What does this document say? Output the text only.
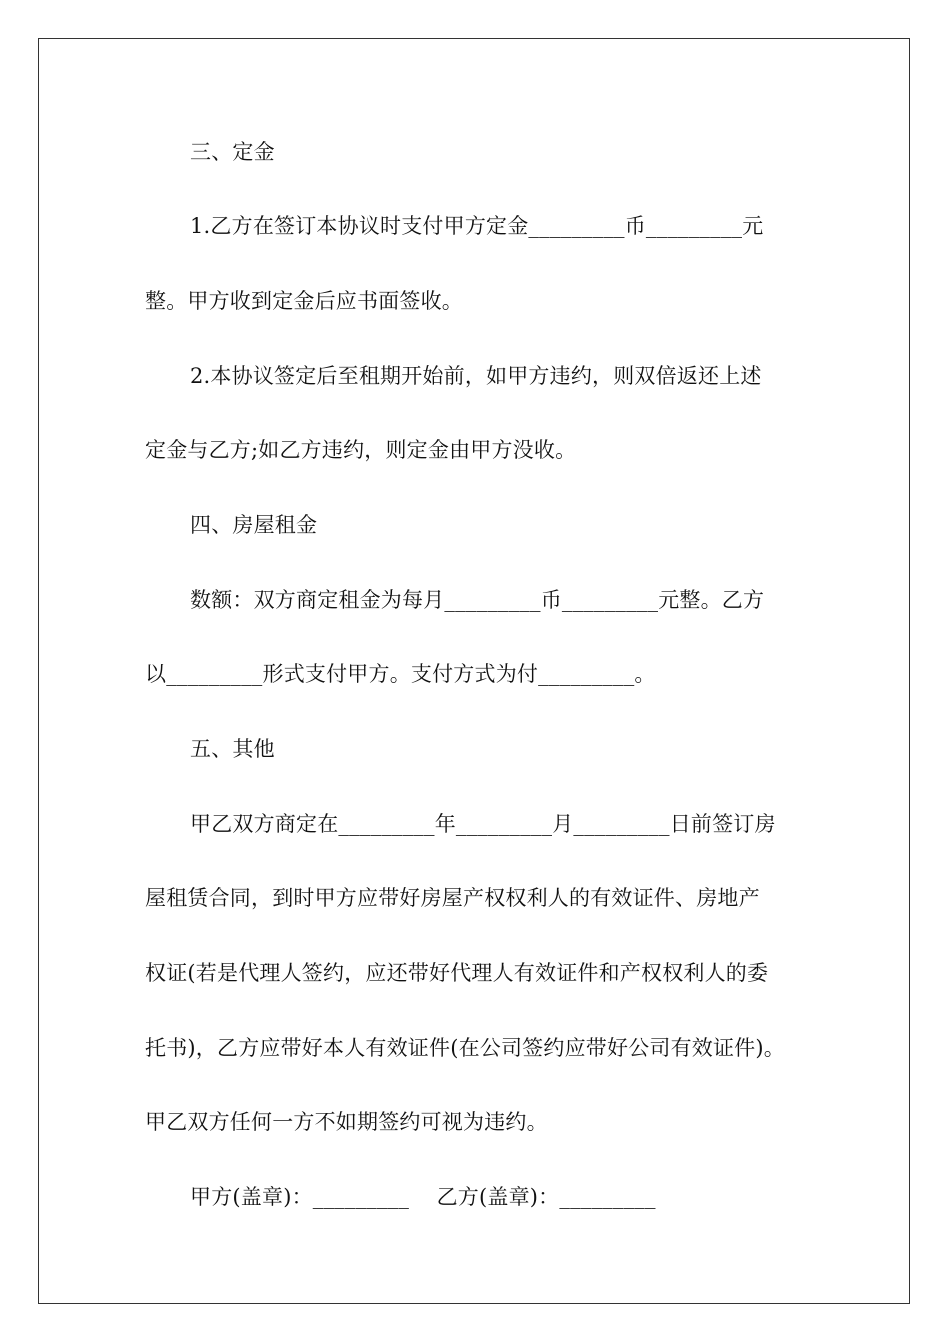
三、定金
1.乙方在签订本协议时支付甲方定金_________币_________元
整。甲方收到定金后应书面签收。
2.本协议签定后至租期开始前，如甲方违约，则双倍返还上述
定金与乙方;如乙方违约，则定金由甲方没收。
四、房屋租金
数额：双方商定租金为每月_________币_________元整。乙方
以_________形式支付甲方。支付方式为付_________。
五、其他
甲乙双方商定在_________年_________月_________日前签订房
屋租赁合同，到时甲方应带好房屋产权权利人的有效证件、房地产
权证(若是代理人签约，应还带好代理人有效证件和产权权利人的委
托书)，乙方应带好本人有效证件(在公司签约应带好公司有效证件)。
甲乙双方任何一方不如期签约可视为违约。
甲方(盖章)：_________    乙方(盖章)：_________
——————————
**Short task**
Above are records with pictures; repeat the records exactly and leave the pictures out.

**Reply to the task**
What does this document say? Output the text only.
三、定金
1.乙方在签订本协议时支付甲方定金_________币_________元
整。甲方收到定金后应书面签收。
2.本协议签定后至租期开始前，如甲方违约，则双倍返还上述
定金与乙方;如乙方违约，则定金由甲方没收。
四、房屋租金
数额：双方商定租金为每月_________币_________元整。乙方
以_________形式支付甲方。支付方式为付_________。
五、其他
甲乙双方商定在_________年_________月_________日前签订房
屋租赁合同，到时甲方应带好房屋产权权利人的有效证件、房地产
权证(若是代理人签约，应还带好代理人有效证件和产权权利人的委
托书)，乙方应带好本人有效证件(在公司签约应带好公司有效证件)。
甲乙双方任何一方不如期签约可视为违约。
甲方(盖章)：_________    乙方(盖章)：_________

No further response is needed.